AIM OF THE EXERCISE: Lines that contain the string "IMDb" are to be copied; leave out all others.

RECORDS FOR PROCESSING:

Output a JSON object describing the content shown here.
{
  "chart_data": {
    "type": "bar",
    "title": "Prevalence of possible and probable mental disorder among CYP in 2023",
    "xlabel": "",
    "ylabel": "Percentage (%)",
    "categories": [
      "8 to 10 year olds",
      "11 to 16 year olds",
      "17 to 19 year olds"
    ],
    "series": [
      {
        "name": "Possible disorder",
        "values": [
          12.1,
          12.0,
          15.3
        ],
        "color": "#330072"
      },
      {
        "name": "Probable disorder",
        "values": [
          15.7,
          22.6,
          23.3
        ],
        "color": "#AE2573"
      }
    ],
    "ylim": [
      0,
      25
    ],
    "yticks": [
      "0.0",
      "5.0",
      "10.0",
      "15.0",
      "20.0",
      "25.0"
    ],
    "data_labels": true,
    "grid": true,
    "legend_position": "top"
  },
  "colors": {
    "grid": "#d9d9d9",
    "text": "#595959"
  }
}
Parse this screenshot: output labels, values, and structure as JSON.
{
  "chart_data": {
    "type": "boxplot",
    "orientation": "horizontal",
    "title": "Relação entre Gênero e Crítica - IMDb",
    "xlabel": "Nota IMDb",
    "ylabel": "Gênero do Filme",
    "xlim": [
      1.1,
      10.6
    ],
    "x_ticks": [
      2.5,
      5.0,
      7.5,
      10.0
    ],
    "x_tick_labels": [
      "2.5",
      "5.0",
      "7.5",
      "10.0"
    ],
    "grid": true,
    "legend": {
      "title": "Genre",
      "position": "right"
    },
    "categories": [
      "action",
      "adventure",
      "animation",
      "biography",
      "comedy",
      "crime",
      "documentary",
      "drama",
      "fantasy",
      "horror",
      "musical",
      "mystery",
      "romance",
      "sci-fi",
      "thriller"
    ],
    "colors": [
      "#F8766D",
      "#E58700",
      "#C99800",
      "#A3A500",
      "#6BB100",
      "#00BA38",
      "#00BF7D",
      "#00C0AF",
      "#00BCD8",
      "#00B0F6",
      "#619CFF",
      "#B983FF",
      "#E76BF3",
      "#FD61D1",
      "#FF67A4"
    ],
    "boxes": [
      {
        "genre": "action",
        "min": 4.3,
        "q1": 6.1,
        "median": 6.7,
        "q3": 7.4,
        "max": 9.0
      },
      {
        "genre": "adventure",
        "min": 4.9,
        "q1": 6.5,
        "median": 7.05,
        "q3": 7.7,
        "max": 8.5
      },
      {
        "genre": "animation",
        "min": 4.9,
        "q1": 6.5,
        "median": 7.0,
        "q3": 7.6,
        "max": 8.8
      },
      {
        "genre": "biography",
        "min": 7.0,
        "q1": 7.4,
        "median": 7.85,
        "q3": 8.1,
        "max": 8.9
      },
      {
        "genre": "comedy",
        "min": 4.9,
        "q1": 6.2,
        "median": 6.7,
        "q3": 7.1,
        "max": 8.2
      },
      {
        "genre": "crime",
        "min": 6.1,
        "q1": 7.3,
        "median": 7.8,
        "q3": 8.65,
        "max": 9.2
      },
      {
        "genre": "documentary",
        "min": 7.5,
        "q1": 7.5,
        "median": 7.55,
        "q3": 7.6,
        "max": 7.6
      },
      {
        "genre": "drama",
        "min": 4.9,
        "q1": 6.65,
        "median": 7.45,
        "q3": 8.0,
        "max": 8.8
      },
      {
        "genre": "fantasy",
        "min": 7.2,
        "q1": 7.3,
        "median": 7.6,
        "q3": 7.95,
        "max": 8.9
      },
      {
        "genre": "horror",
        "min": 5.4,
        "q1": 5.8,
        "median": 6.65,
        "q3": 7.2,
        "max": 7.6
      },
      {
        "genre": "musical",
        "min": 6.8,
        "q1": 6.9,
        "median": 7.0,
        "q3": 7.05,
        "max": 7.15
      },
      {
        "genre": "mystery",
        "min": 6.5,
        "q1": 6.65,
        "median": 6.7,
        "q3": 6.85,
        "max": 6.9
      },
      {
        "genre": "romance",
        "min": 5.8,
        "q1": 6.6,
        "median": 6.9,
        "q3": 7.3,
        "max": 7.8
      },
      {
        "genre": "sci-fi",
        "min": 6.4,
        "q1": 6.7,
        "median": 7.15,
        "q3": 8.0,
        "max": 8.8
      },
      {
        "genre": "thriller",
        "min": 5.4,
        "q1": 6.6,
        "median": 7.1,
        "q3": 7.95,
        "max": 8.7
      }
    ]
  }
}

ANSWER BELOW:
    "title": "Relação entre Gênero e Crítica - IMDb",
    "xlabel": "Nota IMDb",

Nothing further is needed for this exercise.